- [Set exercise] Using the records below, count the lines with "that" in them. Give the number only.

Saved entries:
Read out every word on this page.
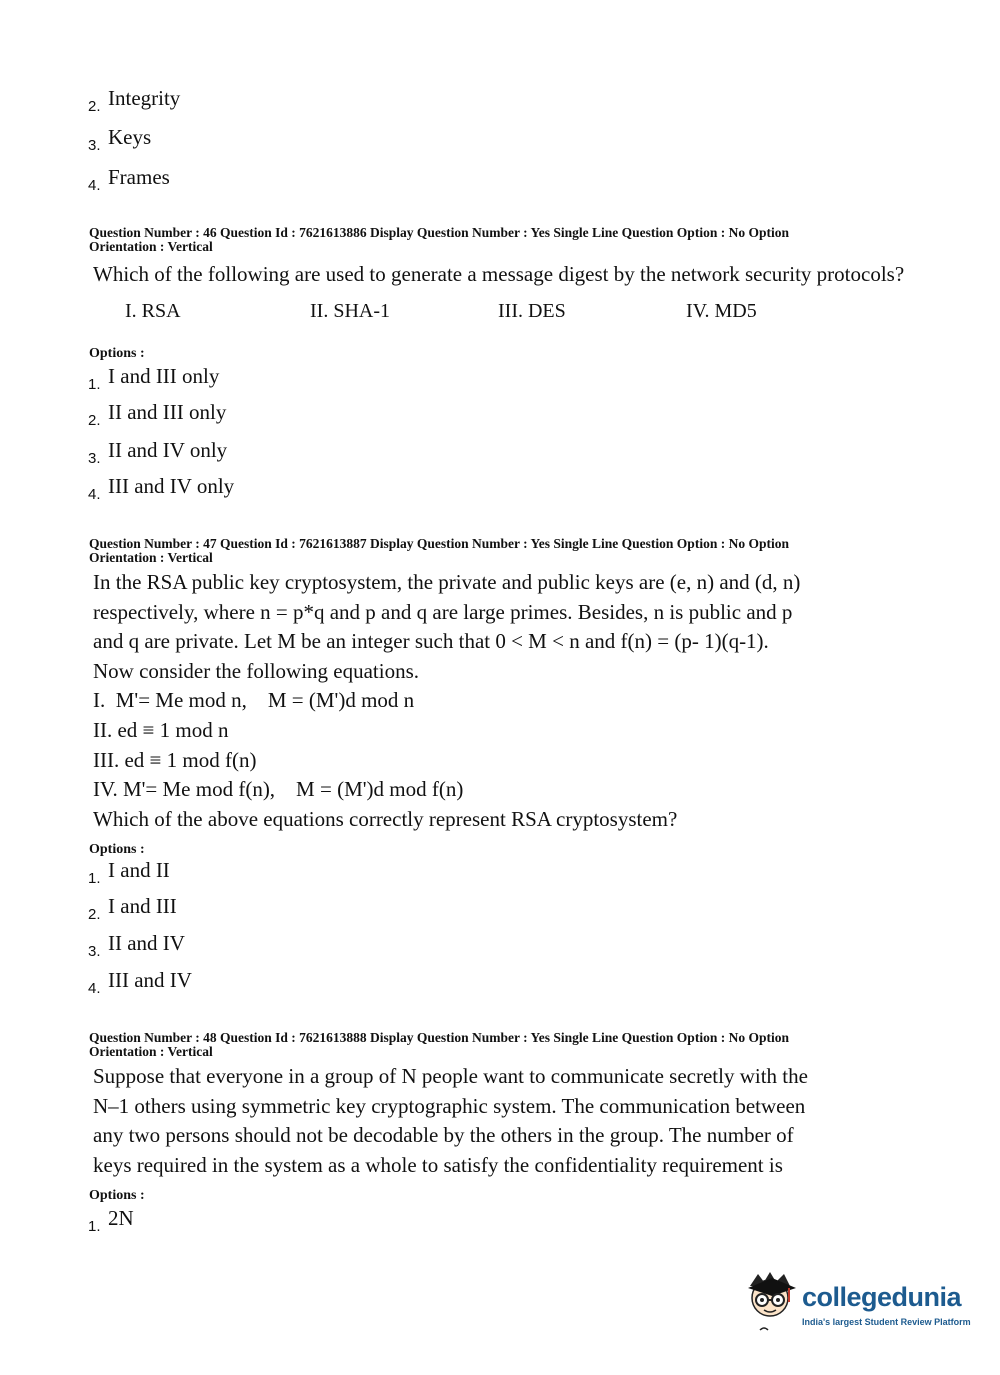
2. Integrity
3. Keys
4. Frames
Question Number : 46 Question Id : 7621613886 Display Question Number : Yes Single Line Question Option : No Option
Orientation : Vertical
Which of the following are used to generate a message digest by the network security protocols?
I. RSA	II. SHA-1	III. DES	IV. MD5
Options :
1. I and III only
2. II and III only
3. II and IV only
4. III and IV only
Question Number : 47 Question Id : 7621613887 Display Question Number : Yes Single Line Question Option : No Option
Orientation : Vertical
In the RSA public key cryptosystem, the private and public keys are (e, n) and (d, n)
respectively, where n = p*q and p and q are large primes. Besides, n is public and p
and q are private. Let M be an integer such that 0 < M < n and f(n) = (p- 1)(q-1).
Now consider the following equations.
I.  M'= Me mod n,    M = (M')d mod n
II. ed ≡ 1 mod n
III. ed ≡ 1 mod f(n)
IV. M'= Me mod f(n),    M = (M')d mod f(n)
Which of the above equations correctly represent RSA cryptosystem?
Options :
1. I and II
2. I and III
3. II and IV
4. III and IV
Question Number : 48 Question Id : 7621613888 Display Question Number : Yes Single Line Question Option : No Option
Orientation : Vertical
Suppose that everyone in a group of N people want to communicate secretly with the
N–1 others using symmetric key cryptographic system. The communication between
any two persons should not be decodable by the others in the group. The number of
keys required in the system as a whole to satisfy the confidentiality requirement is
Options :
1. 2N
collegedunia
India's largest Student Review Platform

- [Exercise response] 2